WHAT YOU WILL DO :: Please determine how many lines of the material include the word "order", and respond with nothing but that number.

INPUT ::
════════════════════
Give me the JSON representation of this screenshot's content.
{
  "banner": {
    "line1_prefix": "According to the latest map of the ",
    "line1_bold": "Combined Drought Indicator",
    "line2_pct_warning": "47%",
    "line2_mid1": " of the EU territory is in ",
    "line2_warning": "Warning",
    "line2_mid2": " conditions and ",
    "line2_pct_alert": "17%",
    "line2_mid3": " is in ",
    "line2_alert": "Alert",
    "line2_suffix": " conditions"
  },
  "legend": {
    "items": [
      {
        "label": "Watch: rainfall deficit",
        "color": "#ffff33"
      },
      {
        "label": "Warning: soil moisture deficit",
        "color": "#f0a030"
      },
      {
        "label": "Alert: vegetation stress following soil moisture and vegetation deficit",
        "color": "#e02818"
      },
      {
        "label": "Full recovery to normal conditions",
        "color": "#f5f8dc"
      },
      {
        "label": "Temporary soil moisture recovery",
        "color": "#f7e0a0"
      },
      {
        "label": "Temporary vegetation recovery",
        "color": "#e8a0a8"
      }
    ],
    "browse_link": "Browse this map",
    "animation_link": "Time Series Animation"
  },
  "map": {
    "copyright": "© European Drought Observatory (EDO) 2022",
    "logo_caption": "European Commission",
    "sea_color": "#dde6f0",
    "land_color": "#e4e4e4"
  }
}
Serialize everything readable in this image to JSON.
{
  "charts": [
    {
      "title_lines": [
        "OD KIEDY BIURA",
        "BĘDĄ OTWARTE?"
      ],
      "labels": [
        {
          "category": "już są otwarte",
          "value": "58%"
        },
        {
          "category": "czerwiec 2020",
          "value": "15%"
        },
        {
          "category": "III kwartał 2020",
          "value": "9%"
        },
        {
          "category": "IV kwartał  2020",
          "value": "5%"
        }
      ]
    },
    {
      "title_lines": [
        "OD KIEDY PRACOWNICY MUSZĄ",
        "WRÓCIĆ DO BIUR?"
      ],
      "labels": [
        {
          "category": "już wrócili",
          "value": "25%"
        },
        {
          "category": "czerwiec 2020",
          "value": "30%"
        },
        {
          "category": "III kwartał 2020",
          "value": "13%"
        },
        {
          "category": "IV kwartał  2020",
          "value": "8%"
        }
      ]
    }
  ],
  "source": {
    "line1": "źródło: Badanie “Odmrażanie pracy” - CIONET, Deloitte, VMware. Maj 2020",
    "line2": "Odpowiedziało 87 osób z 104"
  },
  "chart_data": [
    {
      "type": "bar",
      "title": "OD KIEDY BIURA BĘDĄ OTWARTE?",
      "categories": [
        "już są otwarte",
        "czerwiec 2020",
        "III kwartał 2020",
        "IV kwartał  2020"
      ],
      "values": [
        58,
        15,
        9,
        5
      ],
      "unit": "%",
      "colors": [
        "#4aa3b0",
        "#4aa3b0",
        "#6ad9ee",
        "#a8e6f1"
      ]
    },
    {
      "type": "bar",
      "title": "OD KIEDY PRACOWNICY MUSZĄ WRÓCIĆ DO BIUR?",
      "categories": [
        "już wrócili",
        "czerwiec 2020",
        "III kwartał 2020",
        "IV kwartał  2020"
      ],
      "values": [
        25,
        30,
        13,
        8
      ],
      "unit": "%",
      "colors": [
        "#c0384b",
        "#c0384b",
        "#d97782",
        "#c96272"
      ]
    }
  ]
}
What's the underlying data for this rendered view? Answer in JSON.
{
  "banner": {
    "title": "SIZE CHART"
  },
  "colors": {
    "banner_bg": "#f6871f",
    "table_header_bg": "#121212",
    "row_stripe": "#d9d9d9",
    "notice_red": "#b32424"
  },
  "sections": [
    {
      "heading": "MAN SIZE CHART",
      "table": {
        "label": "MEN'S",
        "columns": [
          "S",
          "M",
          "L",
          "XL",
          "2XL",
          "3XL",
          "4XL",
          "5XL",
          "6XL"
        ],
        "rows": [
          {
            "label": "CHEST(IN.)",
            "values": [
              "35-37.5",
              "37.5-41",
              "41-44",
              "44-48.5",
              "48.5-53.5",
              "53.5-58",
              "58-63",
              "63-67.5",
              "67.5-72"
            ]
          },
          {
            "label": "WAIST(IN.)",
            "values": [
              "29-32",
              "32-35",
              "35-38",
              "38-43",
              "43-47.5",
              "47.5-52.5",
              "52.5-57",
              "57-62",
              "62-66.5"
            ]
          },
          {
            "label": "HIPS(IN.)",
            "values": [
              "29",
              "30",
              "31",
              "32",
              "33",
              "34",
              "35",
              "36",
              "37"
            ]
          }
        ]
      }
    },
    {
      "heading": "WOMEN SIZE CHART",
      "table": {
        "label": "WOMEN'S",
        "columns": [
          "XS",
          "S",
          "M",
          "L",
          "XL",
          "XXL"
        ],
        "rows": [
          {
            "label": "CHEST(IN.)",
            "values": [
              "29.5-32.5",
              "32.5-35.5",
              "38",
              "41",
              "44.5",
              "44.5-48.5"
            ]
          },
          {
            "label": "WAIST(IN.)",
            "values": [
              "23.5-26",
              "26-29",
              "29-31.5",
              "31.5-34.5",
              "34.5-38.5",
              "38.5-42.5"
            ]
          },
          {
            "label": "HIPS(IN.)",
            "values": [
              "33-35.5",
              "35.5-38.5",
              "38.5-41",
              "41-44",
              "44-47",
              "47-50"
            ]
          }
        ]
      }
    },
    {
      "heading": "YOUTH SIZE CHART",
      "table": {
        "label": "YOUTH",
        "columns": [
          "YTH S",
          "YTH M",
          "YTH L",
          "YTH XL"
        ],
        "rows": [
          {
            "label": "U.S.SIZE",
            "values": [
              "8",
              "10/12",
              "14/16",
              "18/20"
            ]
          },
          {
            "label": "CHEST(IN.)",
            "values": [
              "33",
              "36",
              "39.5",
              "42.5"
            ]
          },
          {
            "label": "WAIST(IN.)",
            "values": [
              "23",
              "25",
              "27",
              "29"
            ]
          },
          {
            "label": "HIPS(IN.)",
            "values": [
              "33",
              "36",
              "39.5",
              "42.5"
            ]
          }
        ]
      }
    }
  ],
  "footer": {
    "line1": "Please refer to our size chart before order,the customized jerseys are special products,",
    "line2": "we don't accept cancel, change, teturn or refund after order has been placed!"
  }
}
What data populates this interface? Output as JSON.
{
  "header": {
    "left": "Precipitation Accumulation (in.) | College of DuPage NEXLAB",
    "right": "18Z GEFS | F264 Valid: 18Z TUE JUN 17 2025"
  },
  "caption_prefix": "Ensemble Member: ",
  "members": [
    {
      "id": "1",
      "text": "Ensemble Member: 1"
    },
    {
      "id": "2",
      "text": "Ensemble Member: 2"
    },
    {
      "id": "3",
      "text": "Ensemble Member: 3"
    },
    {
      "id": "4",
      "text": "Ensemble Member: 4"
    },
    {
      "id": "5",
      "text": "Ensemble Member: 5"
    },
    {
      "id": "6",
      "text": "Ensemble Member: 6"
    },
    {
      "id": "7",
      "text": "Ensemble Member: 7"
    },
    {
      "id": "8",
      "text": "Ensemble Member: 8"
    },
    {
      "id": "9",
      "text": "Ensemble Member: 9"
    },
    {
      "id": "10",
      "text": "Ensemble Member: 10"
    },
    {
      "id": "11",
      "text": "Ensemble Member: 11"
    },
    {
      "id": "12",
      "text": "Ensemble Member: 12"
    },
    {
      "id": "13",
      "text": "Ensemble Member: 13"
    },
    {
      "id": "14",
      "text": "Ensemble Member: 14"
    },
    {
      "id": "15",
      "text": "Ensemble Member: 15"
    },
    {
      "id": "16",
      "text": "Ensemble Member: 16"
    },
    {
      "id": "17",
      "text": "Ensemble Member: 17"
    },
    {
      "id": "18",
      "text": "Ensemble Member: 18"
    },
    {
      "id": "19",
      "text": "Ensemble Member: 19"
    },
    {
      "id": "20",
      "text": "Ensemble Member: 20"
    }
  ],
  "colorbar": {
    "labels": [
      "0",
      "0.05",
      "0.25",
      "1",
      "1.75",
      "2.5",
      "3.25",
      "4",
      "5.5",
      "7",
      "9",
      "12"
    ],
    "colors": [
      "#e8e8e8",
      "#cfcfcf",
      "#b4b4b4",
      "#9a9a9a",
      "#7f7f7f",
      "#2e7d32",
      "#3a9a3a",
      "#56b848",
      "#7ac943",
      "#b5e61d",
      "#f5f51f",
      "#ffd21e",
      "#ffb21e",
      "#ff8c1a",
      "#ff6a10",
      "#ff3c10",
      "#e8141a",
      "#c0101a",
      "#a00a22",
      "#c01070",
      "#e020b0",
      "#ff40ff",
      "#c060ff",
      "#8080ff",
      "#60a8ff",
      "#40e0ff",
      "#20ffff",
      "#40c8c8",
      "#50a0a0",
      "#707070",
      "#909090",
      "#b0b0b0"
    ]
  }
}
════════════════════
SOLUTION TO THE EXERCISE :: 2